AVAILABLE DATA:
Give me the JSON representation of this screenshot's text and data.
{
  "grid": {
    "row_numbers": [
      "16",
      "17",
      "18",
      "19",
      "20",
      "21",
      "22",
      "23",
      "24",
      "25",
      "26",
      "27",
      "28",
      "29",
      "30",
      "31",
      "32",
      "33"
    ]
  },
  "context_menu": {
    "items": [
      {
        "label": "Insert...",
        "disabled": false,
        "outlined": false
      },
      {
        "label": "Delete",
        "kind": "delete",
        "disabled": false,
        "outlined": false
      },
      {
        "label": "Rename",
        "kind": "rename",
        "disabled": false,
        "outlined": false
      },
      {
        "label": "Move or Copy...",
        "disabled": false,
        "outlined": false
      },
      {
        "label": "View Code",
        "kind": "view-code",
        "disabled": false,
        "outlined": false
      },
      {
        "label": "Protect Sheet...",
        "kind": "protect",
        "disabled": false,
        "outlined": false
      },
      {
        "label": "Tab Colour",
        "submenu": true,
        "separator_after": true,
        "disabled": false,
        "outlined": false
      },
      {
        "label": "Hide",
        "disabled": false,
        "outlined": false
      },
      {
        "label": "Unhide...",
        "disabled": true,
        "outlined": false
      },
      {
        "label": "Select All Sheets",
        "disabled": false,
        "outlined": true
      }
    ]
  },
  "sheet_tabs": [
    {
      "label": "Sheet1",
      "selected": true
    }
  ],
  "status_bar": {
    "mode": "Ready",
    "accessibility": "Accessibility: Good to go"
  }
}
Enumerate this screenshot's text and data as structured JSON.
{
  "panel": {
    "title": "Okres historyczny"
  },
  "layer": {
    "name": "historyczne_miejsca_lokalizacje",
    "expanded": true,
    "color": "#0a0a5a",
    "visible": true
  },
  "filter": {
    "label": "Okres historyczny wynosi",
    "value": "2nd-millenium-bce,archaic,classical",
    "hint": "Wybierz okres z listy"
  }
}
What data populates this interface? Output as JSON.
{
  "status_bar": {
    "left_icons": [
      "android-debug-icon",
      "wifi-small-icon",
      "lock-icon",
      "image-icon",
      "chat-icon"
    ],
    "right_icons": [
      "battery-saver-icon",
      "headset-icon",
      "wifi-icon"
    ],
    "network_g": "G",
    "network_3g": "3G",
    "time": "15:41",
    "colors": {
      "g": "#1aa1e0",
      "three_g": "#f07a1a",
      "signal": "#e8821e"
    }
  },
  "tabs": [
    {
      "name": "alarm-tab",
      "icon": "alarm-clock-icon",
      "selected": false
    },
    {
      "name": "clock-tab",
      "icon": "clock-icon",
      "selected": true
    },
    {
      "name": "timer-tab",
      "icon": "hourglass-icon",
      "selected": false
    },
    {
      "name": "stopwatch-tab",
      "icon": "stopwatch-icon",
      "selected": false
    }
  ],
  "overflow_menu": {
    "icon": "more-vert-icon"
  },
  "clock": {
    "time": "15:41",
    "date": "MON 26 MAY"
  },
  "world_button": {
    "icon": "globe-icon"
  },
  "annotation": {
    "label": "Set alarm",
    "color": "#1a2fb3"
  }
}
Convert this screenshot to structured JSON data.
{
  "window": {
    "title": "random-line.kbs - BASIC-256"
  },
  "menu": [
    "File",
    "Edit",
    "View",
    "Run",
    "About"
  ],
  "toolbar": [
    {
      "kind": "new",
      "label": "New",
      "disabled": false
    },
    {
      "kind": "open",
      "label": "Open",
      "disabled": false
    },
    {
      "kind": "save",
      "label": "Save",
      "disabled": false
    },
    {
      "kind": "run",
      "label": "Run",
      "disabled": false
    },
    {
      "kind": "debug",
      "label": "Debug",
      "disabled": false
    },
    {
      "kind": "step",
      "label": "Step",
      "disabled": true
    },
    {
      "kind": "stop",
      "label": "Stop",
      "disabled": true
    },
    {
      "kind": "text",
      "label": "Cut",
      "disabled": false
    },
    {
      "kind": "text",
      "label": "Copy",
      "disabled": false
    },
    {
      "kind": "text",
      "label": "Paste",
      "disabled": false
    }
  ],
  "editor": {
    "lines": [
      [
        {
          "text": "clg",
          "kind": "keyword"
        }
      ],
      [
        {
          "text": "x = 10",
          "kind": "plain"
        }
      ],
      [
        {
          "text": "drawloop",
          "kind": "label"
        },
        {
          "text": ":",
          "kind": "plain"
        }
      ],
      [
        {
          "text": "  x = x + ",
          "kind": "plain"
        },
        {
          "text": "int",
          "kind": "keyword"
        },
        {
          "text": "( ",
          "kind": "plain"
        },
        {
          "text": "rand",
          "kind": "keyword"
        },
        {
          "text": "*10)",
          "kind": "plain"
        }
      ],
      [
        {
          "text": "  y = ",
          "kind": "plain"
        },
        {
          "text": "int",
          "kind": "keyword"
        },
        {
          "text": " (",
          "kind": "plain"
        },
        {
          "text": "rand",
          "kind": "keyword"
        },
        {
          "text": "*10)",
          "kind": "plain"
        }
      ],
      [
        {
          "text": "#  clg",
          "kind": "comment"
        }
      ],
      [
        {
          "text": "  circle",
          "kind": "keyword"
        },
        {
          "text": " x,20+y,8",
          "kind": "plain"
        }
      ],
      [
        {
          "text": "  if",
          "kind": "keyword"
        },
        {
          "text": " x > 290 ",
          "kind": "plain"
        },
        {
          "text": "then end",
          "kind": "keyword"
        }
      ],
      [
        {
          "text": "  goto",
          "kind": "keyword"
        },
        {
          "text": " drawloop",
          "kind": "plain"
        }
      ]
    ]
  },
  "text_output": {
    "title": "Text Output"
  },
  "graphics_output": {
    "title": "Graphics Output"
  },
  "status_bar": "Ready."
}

GIVEN PROBLEM: Identify and copy all lines with the word "true".

ANSWER BELOW:
        "submenu": true,
        "separator_after": true,
        "disabled": true,
        "outlined": true
      "selected": true
    "expanded": true,
    "visible": true
      "selected": true
      "disabled": true
      "disabled": true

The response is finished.